• _Stated task_
Repeat the listing in full, exactly as it stands.

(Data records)
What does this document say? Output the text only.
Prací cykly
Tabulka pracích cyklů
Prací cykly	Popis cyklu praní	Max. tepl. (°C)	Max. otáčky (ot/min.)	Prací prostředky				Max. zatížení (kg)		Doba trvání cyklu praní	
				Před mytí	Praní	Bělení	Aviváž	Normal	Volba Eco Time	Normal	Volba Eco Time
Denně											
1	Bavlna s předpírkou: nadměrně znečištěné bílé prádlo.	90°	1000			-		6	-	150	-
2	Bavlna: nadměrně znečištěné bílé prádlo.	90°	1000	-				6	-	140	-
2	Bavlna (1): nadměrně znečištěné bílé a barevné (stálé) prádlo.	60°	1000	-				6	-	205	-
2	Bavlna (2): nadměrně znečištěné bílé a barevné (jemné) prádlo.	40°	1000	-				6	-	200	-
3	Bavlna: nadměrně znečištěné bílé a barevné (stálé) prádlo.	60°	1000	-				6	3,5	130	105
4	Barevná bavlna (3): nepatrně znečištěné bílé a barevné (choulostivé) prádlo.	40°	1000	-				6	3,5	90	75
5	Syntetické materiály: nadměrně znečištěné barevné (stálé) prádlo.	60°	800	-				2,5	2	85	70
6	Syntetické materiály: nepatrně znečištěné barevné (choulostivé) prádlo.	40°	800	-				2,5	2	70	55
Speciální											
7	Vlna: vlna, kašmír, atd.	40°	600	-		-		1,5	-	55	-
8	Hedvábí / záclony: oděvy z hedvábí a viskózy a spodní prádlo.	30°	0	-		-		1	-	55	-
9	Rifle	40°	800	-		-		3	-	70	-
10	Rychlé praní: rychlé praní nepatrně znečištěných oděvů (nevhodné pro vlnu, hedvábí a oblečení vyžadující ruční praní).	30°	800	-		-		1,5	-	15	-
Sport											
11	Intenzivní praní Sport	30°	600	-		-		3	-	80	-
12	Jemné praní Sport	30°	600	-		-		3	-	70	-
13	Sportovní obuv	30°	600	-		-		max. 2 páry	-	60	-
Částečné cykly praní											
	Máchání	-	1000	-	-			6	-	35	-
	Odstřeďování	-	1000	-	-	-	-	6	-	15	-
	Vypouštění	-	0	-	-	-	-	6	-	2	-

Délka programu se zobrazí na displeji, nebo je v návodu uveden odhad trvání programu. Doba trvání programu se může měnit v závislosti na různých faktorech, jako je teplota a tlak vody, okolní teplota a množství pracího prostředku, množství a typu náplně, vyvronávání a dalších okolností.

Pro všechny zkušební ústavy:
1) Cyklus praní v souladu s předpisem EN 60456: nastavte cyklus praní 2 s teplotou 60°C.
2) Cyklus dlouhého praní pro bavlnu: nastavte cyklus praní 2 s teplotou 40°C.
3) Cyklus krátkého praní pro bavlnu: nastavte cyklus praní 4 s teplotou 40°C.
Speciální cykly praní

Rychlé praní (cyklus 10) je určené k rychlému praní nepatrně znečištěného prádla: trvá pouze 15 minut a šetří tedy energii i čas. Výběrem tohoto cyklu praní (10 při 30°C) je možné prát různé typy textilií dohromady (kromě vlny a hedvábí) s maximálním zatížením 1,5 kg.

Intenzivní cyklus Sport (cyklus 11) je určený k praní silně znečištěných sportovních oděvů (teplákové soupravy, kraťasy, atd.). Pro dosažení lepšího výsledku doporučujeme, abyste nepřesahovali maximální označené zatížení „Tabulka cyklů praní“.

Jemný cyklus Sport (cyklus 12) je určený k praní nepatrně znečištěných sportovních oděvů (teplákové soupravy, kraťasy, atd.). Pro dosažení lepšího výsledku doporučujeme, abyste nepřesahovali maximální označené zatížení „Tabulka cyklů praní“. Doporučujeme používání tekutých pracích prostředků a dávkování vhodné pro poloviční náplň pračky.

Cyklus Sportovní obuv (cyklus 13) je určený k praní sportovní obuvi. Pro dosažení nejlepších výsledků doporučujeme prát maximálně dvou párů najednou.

• _Reply to the exercise_
What does this document say? Output the text only.
Prací cykly
Tabulka pracích cyklů
Prací cykly	Popis cyklu praní	Max. tepl. (°C)	Max. otáčky (ot/min.)	Prací prostředky				Max. zatížení (kg)		Doba trvání cyklu praní	
				Před mytí	Praní	Bělení	Aviváž	Normal	Volba Eco Time	Normal	Volba Eco Time
Denně											
1	Bavlna s předpírkou: nadměrně znečištěné bílé prádlo.	90°	1000			-		6	-	150	-
2	Bavlna: nadměrně znečištěné bílé prádlo.	90°	1000	-				6	-	140	-
2	Bavlna (1): nadměrně znečištěné bílé a barevné (stálé) prádlo.	60°	1000	-				6	-	205	-
2	Bavlna (2): nadměrně znečištěné bílé a barevné (jemné) prádlo.	40°	1000	-				6	-	200	-
3	Bavlna: nadměrně znečištěné bílé a barevné (stálé) prádlo.	60°	1000	-				6	3,5	130	105
4	Barevná bavlna (3): nepatrně znečištěné bílé a barevné (choulostivé) prádlo.	40°	1000	-				6	3,5	90	75
5	Syntetické materiály: nadměrně znečištěné barevné (stálé) prádlo.	60°	800	-				2,5	2	85	70
6	Syntetické materiály: nepatrně znečištěné barevné (choulostivé) prádlo.	40°	800	-				2,5	2	70	55
Speciální											
7	Vlna: vlna, kašmír, atd.	40°	600	-		-		1,5	-	55	-
8	Hedvábí / záclony: oděvy z hedvábí a viskózy a spodní prádlo.	30°	0	-		-		1	-	55	-
9	Rifle	40°	800	-		-		3	-	70	-
10	Rychlé praní: rychlé praní nepatrně znečištěných oděvů (nevhodné pro vlnu, hedvábí a oblečení vyžadující ruční praní).	30°	800	-		-		1,5	-	15	-
Sport											
11	Intenzivní praní Sport	30°	600	-		-		3	-	80	-
12	Jemné praní Sport	30°	600	-		-		3	-	70	-
13	Sportovní obuv	30°	600	-		-		max. 2 páry	-	60	-
Částečné cykly praní											
	Máchání	-	1000	-	-			6	-	35	-
	Odstřeďování	-	1000	-	-	-	-	6	-	15	-
	Vypouštění	-	0	-	-	-	-	6	-	2	-

Délka programu se zobrazí na displeji, nebo je v návodu uveden odhad trvání programu. Doba trvání programu se může měnit v závislosti na různých faktorech, jako je teplota a tlak vody, okolní teplota a množství pracího prostředku, množství a typu náplně, vyvronávání a dalších okolností.

Pro všechny zkušební ústavy:
1) Cyklus praní v souladu s předpisem EN 60456: nastavte cyklus praní 2 s teplotou 60°C.
2) Cyklus dlouhého praní pro bavlnu: nastavte cyklus praní 2 s teplotou 40°C.
3) Cyklus krátkého praní pro bavlnu: nastavte cyklus praní 4 s teplotou 40°C.
Speciální cykly praní

Rychlé praní (cyklus 10) je určené k rychlému praní nepatrně znečištěného prádla: trvá pouze 15 minut a šetří tedy energii i čas. Výběrem tohoto cyklu praní (10 při 30°C) je možné prát různé typy textilií dohromady (kromě vlny a hedvábí) s maximálním zatížením 1,5 kg.

Intenzivní cyklus Sport (cyklus 11) je určený k praní silně znečištěných sportovních oděvů (teplákové soupravy, kraťasy, atd.). Pro dosažení lepšího výsledku doporučujeme, abyste nepřesahovali maximální označené zatížení „Tabulka cyklů praní“.

Jemný cyklus Sport (cyklus 12) je určený k praní nepatrně znečištěných sportovních oděvů (teplákové soupravy, kraťasy, atd.). Pro dosažení lepšího výsledku doporučujeme, abyste nepřesahovali maximální označené zatížení „Tabulka cyklů praní“. Doporučujeme používání tekutých pracích prostředků a dávkování vhodné pro poloviční náplň pračky.

Cyklus Sportovní obuv (cyklus 13) je určený k praní sportovní obuvi. Pro dosažení nejlepších výsledků doporučujeme prát maximálně dvou párů najednou.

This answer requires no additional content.